[Records contained in a dataset]
___

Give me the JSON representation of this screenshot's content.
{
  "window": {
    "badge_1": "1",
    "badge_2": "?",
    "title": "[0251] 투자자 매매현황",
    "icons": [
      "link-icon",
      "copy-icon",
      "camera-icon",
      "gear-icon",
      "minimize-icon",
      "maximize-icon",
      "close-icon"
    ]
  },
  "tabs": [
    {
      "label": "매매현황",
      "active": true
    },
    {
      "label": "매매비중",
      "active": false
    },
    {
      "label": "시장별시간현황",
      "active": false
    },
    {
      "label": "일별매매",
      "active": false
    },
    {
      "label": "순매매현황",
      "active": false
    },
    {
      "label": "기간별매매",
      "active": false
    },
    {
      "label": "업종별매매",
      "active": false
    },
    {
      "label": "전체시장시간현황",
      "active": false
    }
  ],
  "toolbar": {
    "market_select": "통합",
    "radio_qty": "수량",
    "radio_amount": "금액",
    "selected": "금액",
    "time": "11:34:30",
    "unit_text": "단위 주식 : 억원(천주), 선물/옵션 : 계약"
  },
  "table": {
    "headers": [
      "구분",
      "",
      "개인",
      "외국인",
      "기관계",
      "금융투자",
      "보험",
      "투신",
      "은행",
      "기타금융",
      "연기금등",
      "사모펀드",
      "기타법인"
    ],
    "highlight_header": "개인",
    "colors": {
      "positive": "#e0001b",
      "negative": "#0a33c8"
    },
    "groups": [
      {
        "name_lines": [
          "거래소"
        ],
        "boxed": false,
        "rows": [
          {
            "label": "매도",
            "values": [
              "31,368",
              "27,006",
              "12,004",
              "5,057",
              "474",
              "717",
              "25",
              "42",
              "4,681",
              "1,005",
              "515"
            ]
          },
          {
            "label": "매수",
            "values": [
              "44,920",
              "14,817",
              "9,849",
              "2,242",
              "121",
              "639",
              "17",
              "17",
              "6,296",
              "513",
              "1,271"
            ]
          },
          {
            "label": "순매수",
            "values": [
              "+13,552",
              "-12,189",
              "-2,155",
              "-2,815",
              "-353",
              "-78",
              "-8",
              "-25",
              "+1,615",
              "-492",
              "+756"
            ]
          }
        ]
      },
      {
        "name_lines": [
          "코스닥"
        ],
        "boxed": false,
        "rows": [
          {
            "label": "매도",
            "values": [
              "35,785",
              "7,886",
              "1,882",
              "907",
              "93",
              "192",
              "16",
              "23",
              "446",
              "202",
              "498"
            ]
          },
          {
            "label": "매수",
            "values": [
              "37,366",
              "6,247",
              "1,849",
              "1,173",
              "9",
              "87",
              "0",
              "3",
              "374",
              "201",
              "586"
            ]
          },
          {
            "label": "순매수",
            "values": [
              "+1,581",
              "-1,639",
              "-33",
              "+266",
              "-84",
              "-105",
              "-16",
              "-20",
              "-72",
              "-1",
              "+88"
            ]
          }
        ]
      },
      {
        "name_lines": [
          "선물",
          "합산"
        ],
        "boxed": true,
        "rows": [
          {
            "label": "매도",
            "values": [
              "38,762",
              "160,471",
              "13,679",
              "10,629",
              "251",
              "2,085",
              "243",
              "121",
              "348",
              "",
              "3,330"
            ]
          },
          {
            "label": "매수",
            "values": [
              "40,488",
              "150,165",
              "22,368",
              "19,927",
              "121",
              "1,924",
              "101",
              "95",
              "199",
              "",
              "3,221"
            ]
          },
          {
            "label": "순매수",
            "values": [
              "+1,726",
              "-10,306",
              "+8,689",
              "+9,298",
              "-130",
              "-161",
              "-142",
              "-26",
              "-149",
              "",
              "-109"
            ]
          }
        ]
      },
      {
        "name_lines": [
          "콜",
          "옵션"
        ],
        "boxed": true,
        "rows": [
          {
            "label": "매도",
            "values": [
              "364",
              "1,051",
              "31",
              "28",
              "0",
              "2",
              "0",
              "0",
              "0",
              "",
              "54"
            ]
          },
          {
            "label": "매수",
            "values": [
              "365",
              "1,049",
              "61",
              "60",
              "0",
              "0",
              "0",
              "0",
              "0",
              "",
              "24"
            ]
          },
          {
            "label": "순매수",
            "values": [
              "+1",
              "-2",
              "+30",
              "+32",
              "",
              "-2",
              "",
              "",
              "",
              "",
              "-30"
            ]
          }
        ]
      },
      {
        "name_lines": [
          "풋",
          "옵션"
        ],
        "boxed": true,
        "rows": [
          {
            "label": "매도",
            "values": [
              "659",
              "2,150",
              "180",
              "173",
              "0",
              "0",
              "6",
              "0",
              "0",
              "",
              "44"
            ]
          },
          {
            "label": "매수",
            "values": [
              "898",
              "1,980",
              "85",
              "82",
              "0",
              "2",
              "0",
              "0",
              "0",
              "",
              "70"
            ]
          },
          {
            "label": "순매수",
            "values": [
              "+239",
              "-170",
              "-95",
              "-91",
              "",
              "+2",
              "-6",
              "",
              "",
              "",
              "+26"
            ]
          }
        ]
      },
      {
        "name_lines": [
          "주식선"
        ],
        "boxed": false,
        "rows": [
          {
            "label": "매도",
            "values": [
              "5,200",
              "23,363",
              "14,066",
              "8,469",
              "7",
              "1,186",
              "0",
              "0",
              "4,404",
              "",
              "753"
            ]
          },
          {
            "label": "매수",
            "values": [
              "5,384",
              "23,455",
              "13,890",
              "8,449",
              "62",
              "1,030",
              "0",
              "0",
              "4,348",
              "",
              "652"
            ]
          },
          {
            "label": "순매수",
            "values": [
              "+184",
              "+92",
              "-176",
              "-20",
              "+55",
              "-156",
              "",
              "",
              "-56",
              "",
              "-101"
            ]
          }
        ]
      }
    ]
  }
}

___

### GOAL
Every record shown above should be written out again exactly.

### REPLY TO THE TASK
Give me the JSON representation of this screenshot's content.
{
  "window": {
    "badge_1": "1",
    "badge_2": "?",
    "title": "[0251] 투자자 매매현황",
    "icons": [
      "link-icon",
      "copy-icon",
      "camera-icon",
      "gear-icon",
      "minimize-icon",
      "maximize-icon",
      "close-icon"
    ]
  },
  "tabs": [
    {
      "label": "매매현황",
      "active": true
    },
    {
      "label": "매매비중",
      "active": false
    },
    {
      "label": "시장별시간현황",
      "active": false
    },
    {
      "label": "일별매매",
      "active": false
    },
    {
      "label": "순매매현황",
      "active": false
    },
    {
      "label": "기간별매매",
      "active": false
    },
    {
      "label": "업종별매매",
      "active": false
    },
    {
      "label": "전체시장시간현황",
      "active": false
    }
  ],
  "toolbar": {
    "market_select": "통합",
    "radio_qty": "수량",
    "radio_amount": "금액",
    "selected": "금액",
    "time": "11:34:30",
    "unit_text": "단위 주식 : 억원(천주), 선물/옵션 : 계약"
  },
  "table": {
    "headers": [
      "구분",
      "",
      "개인",
      "외국인",
      "기관계",
      "금융투자",
      "보험",
      "투신",
      "은행",
      "기타금융",
      "연기금등",
      "사모펀드",
      "기타법인"
    ],
    "highlight_header": "개인",
    "colors": {
      "positive": "#e0001b",
      "negative": "#0a33c8"
    },
    "groups": [
      {
        "name_lines": [
          "거래소"
        ],
        "boxed": false,
        "rows": [
          {
            "label": "매도",
            "values": [
              "31,368",
              "27,006",
              "12,004",
              "5,057",
              "474",
              "717",
              "25",
              "42",
              "4,681",
              "1,005",
              "515"
            ]
          },
          {
            "label": "매수",
            "values": [
              "44,920",
              "14,817",
              "9,849",
              "2,242",
              "121",
              "639",
              "17",
              "17",
              "6,296",
              "513",
              "1,271"
            ]
          },
          {
            "label": "순매수",
            "values": [
              "+13,552",
              "-12,189",
              "-2,155",
              "-2,815",
              "-353",
              "-78",
              "-8",
              "-25",
              "+1,615",
              "-492",
              "+756"
            ]
          }
        ]
      },
      {
        "name_lines": [
          "코스닥"
        ],
        "boxed": false,
        "rows": [
          {
            "label": "매도",
            "values": [
              "35,785",
              "7,886",
              "1,882",
              "907",
              "93",
              "192",
              "16",
              "23",
              "446",
              "202",
              "498"
            ]
          },
          {
            "label": "매수",
            "values": [
              "37,366",
              "6,247",
              "1,849",
              "1,173",
              "9",
              "87",
              "0",
              "3",
              "374",
              "201",
              "586"
            ]
          },
          {
            "label": "순매수",
            "values": [
              "+1,581",
              "-1,639",
              "-33",
              "+266",
              "-84",
              "-105",
              "-16",
              "-20",
              "-72",
              "-1",
              "+88"
            ]
          }
        ]
      },
      {
        "name_lines": [
          "선물",
          "합산"
        ],
        "boxed": true,
        "rows": [
          {
            "label": "매도",
            "values": [
              "38,762",
              "160,471",
              "13,679",
              "10,629",
              "251",
              "2,085",
              "243",
              "121",
              "348",
              "",
              "3,330"
            ]
          },
          {
            "label": "매수",
            "values": [
              "40,488",
              "150,165",
              "22,368",
              "19,927",
              "121",
              "1,924",
              "101",
              "95",
              "199",
              "",
              "3,221"
            ]
          },
          {
            "label": "순매수",
            "values": [
              "+1,726",
              "-10,306",
              "+8,689",
              "+9,298",
              "-130",
              "-161",
              "-142",
              "-26",
              "-149",
              "",
              "-109"
            ]
          }
        ]
      },
      {
        "name_lines": [
          "콜",
          "옵션"
        ],
        "boxed": true,
        "rows": [
          {
            "label": "매도",
            "values": [
              "364",
              "1,051",
              "31",
              "28",
              "0",
              "2",
              "0",
              "0",
              "0",
              "",
              "54"
            ]
          },
          {
            "label": "매수",
            "values": [
              "365",
              "1,049",
              "61",
              "60",
              "0",
              "0",
              "0",
              "0",
              "0",
              "",
              "24"
            ]
          },
          {
            "label": "순매수",
            "values": [
              "+1",
              "-2",
              "+30",
              "+32",
              "",
              "-2",
              "",
              "",
              "",
              "",
              "-30"
            ]
          }
        ]
      },
      {
        "name_lines": [
          "풋",
          "옵션"
        ],
        "boxed": true,
        "rows": [
          {
            "label": "매도",
            "values": [
              "659",
              "2,150",
              "180",
              "173",
              "0",
              "0",
              "6",
              "0",
              "0",
              "",
              "44"
            ]
          },
          {
            "label": "매수",
            "values": [
              "898",
              "1,980",
              "85",
              "82",
              "0",
              "2",
              "0",
              "0",
              "0",
              "",
              "70"
            ]
          },
          {
            "label": "순매수",
            "values": [
              "+239",
              "-170",
              "-95",
              "-91",
              "",
              "+2",
              "-6",
              "",
              "",
              "",
              "+26"
            ]
          }
        ]
      },
      {
        "name_lines": [
          "주식선"
        ],
        "boxed": false,
        "rows": [
          {
            "label": "매도",
            "values": [
              "5,200",
              "23,363",
              "14,066",
              "8,469",
              "7",
              "1,186",
              "0",
              "0",
              "4,404",
              "",
              "753"
            ]
          },
          {
            "label": "매수",
            "values": [
              "5,384",
              "23,455",
              "13,890",
              "8,449",
              "62",
              "1,030",
              "0",
              "0",
              "4,348",
              "",
              "652"
            ]
          },
          {
            "label": "순매수",
            "values": [
              "+184",
              "+92",
              "-176",
              "-20",
              "+55",
              "-156",
              "",
              "",
              "-56",
              "",
              "-101"
            ]
          }
        ]
      }
    ]
  }
}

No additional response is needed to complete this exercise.